> **Opdracht 1**: Welk ouder nummer is Stuyven volgens het paginafragment opnieuw gaan spelen?

> **Paginafragment**:
Dat moet het ego strelen. Je nummer ‘Great’ gaat over groot- en kleinheidswaanzin. Houdt dat je bezig?
Stuyven: “Ego is a bad thing. Al moet je er wel een beetje één hebben om te kunnen performen. Maar it’s not all about me. Daarom zou ik ook graag eens onherkenbaar bas gaan spelen bij een beginnend groepje of zo. Als ik met de muzikanten in de studio sta, zeg ik ook altijd: ‘De enige die hier een ego mag hebben is het nummer of de plaat zelf’.”
‘We’re not dumb / we just stopped thinking / we’re not dumb / but we’re getting close’, klinkt het in het nummer ‘Dumb’. Je noemde het ‘een antiprotestsong’, maar je hebt het wel nét voor de verkiezingen van 9 juni uitgebracht.
Stuyven: “In ‘Dumb’ zeg ik dat we als maatschappij moeten toegeven dat we behoorlijk stom zijn. Dat er een collectieve dommigheid is en we niks geleerd hebben. En dat alles wat er nog zal komen verdiend is; we hebben ervoor gestemd.”
Hoe belangrijk vind jij het om via je muziek een boodschap mee te geven?
Stuyven: “Als je de arrogantie hebt om je op het publieke toneel te begeven, moet je ook iets teruggeven, vind ik. Zo ben ik ook opgegroeid: mijn vader was zeer geëngageerd. Je kunt niet ontkennen dat je een instrument in handen hebt, dus ontwijk je je maatschappelijke functie maar beter niet. Politici kunnen niet zeggen wat ze denken met het oog op hun potentiële kiezers, journalisten zijn gebonden aan een zekere neutraliteit. Wie kan dan wel zijn bek opendoen? Artiesten! Die kunnen hun eigen interpretatie geven aan wat er aan de hand is in de wereld. Precies om die reden ben ik het meer dan tien jaar oude ‘Palaistine’ (een nummer vanuit het perspectief van een drone die over een platgebombardeerd Palestina vliegt, red.) weer beginnen te spelen.”
En ondanks dat alles ben je erin geslaagd een optimistische plaat te maken.
Stuyven: “Mocht ik niet optimistisch zijn, maar zwart en donker denken, dan zou ik geen muziek durven maken. Dat zou ik niet op een podium kunnen verkondigen. Daar doe je niemand een plezier mee. Het kan deugd doen om bij bepaalde bands eens goed te staan doemdenken, maar dat is niet mijn genre. Da’s niet de stijl van het huis. Ik heb gewoon goesting in zingeving. Leave no stone unturned. En muziek is zo’n schoon vehikel daarvoor. Het zou stom zijn om daar niet wat meerwaarde in te gaan zoeken.”

> **Aangeleverde gegevens**:
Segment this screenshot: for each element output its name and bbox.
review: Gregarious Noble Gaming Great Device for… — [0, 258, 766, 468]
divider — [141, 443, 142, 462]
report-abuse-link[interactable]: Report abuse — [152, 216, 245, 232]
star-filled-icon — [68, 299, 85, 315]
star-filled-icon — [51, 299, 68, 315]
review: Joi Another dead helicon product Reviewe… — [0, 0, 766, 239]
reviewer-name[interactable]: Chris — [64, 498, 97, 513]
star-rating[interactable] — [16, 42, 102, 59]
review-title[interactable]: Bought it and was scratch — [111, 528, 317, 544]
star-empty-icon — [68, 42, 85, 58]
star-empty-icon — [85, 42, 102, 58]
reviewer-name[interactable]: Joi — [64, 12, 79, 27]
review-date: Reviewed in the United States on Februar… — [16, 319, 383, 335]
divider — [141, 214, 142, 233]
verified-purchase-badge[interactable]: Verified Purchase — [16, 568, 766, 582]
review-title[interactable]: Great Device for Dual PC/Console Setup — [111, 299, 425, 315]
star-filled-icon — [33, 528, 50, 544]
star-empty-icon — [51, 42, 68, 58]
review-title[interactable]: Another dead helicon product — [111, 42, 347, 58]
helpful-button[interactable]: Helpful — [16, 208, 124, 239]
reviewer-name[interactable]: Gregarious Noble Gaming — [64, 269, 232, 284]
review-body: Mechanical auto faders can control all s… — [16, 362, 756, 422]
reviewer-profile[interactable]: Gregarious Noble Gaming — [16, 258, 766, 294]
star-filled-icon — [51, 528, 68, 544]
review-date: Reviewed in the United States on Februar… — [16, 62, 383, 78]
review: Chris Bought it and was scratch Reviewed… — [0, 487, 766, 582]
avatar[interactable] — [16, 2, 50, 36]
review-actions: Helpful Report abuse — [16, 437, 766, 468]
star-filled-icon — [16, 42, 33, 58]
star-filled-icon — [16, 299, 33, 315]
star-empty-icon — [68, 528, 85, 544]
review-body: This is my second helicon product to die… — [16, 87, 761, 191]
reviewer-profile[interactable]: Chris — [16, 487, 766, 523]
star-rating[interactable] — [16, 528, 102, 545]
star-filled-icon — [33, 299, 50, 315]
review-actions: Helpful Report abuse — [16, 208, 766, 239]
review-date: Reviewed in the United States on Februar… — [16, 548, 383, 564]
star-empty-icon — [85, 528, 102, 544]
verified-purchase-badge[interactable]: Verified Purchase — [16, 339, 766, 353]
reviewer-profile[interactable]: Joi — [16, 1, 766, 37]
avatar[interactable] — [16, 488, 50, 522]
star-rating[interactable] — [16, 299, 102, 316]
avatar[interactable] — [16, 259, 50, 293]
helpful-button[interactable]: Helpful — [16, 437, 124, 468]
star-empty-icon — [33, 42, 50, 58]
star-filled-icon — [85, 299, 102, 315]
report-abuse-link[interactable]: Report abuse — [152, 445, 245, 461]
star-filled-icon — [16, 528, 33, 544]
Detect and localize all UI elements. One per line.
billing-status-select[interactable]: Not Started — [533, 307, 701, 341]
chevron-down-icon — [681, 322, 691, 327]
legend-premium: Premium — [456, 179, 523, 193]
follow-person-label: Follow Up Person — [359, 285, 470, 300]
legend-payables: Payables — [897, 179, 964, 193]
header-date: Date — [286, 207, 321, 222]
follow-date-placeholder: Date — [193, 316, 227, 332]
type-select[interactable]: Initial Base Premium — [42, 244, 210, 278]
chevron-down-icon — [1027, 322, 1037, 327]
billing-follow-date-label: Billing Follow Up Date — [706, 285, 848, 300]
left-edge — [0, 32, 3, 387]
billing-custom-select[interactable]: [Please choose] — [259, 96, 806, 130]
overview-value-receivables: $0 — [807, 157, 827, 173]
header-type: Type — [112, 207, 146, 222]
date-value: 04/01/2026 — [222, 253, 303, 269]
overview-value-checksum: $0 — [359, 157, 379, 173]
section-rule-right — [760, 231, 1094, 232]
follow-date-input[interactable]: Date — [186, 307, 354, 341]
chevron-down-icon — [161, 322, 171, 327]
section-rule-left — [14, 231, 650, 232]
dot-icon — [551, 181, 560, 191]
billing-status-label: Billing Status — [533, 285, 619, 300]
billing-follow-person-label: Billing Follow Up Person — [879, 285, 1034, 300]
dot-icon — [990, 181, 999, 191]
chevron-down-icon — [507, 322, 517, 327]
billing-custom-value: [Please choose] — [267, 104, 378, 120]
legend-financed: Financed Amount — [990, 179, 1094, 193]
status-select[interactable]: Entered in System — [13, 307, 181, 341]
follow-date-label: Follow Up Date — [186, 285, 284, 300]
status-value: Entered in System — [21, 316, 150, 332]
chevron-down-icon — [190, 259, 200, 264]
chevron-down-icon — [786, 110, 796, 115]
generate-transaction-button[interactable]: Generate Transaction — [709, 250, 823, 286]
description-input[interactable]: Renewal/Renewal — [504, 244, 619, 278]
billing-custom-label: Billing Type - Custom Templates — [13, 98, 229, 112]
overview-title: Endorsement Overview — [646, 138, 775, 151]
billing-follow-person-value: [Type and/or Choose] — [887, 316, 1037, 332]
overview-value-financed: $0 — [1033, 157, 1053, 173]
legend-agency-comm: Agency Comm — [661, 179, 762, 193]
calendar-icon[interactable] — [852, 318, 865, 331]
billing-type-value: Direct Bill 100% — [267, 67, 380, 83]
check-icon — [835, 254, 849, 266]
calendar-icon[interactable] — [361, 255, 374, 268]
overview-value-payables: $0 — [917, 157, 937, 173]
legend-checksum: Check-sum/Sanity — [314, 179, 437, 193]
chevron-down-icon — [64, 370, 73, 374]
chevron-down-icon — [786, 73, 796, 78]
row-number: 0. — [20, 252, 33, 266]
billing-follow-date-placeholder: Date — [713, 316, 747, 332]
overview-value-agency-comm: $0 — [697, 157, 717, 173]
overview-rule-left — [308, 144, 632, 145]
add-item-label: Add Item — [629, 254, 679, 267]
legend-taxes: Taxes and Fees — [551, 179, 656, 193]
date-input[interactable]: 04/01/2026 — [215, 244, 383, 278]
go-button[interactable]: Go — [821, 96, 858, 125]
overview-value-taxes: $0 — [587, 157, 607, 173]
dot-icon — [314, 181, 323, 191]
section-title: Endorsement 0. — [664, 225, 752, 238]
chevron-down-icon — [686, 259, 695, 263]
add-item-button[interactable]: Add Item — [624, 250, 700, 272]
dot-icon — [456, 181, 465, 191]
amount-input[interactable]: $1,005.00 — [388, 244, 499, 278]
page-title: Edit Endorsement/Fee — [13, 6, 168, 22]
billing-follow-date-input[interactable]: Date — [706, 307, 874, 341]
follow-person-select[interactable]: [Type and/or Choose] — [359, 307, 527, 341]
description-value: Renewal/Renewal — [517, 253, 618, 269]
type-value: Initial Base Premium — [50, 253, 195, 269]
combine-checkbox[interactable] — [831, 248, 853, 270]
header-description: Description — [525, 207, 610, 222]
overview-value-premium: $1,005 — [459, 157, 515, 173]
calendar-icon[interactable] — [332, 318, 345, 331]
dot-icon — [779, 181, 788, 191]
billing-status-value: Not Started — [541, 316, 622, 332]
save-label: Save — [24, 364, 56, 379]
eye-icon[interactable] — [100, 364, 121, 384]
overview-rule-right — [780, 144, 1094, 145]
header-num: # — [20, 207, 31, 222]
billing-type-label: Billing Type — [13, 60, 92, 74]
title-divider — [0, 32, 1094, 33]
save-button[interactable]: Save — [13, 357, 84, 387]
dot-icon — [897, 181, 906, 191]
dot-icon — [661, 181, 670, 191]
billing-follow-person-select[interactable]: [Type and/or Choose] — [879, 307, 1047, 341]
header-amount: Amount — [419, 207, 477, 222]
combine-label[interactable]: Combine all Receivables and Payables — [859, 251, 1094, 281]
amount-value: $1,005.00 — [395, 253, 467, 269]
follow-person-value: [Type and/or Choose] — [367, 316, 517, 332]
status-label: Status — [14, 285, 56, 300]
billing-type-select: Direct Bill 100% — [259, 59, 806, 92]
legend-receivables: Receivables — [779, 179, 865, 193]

> **Opdracht 2**: Herhaal ongewijzigd het stuk van de aangeleverde gegevens dat bij de eerste regel begint en eindigt met de regel waarin "star-filled-icon — [51, 299, 68, 315]" staat.

> **Antwoord 1**: Het meer dan tien jaar oude ‘Palaistine’.

> **Antwoord 2**:
Segment this screenshot: for each element output its name and bbox.
review: Gregarious Noble Gaming Great Device for… — [0, 258, 766, 468]
divider — [141, 443, 142, 462]
report-abuse-link[interactable]: Report abuse — [152, 216, 245, 232]
star-filled-icon — [68, 299, 85, 315]
star-filled-icon — [51, 299, 68, 315]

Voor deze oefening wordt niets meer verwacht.